_WRITTEN REQUEST_
Show all lines of the listing that hold the word "Epiphanios".

[Begin DATA]

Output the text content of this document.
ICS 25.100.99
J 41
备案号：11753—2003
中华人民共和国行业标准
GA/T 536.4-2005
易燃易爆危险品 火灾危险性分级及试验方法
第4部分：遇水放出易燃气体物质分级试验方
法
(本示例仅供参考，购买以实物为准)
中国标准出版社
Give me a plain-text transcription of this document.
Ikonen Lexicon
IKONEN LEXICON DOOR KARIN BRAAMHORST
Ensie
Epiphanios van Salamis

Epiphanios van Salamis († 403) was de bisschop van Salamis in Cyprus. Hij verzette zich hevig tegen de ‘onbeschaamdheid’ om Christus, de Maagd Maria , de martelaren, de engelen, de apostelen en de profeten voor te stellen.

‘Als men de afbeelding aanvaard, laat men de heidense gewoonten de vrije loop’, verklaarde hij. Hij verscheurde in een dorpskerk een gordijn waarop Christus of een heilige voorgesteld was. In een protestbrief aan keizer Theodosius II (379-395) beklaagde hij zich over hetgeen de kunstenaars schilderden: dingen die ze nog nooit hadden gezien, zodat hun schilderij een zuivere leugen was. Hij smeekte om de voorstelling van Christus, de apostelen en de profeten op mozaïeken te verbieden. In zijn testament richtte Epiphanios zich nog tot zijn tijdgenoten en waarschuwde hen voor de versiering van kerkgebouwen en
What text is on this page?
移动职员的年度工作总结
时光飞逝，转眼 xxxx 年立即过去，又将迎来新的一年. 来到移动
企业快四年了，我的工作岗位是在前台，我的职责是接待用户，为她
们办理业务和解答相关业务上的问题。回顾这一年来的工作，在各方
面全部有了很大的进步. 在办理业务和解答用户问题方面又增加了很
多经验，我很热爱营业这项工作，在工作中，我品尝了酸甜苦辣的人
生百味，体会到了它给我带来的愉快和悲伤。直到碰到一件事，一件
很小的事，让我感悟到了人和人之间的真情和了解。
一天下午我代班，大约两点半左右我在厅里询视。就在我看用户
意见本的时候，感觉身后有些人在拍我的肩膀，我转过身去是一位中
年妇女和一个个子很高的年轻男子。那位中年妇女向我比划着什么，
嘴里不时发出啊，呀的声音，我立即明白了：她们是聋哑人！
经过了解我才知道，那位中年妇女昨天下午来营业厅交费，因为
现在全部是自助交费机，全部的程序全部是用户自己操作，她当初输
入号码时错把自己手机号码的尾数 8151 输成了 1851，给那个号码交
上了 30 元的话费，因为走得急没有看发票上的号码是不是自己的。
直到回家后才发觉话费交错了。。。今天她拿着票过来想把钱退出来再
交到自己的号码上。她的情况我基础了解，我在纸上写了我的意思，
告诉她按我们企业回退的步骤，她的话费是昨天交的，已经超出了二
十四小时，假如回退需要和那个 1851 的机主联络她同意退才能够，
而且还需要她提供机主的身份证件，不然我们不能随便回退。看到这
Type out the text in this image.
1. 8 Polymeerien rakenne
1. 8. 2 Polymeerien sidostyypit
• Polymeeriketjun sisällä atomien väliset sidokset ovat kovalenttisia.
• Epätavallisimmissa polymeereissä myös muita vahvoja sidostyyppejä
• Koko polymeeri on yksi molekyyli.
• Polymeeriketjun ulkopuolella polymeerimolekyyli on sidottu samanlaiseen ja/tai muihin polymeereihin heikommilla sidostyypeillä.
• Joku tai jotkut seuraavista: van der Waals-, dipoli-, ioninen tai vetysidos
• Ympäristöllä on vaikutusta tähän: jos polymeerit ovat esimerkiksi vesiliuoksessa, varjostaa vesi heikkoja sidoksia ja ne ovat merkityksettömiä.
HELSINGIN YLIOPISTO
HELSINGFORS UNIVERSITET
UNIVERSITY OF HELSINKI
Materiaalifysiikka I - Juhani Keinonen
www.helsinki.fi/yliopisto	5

[End DATA]

_RESULT FOR THIS EXERCISE_
Epiphanios van Salamis
Epiphanios van Salamis († 403) was de bisschop van Salamis in Cyprus. Hij verzette zich hevig tegen de ‘onbeschaamdheid’ om Christus, de Maagd Maria , de martelaren, de engelen, de apostelen en de profeten voor te stellen.
‘Als men de afbeelding aanvaard, laat men de heidense gewoonten de vrije loop’, verklaarde hij. Hij verscheurde in een dorpskerk een gordijn waarop Christus of een heilige voorgesteld was. In een protestbrief aan keizer Theodosius II (379-395) beklaagde hij zich over hetgeen de kunstenaars schilderden: dingen die ze nog nooit hadden gezien, zodat hun schilderij een zuivere leugen was. Hij smeekte om de voorstelling van Christus, de apostelen en de profeten op mozaïeken te verbieden. In zijn testament richtte Epiphanios zich nog tot zijn tijdgenoten en waarschuwde hen voor de versiering van kerkgebouwen en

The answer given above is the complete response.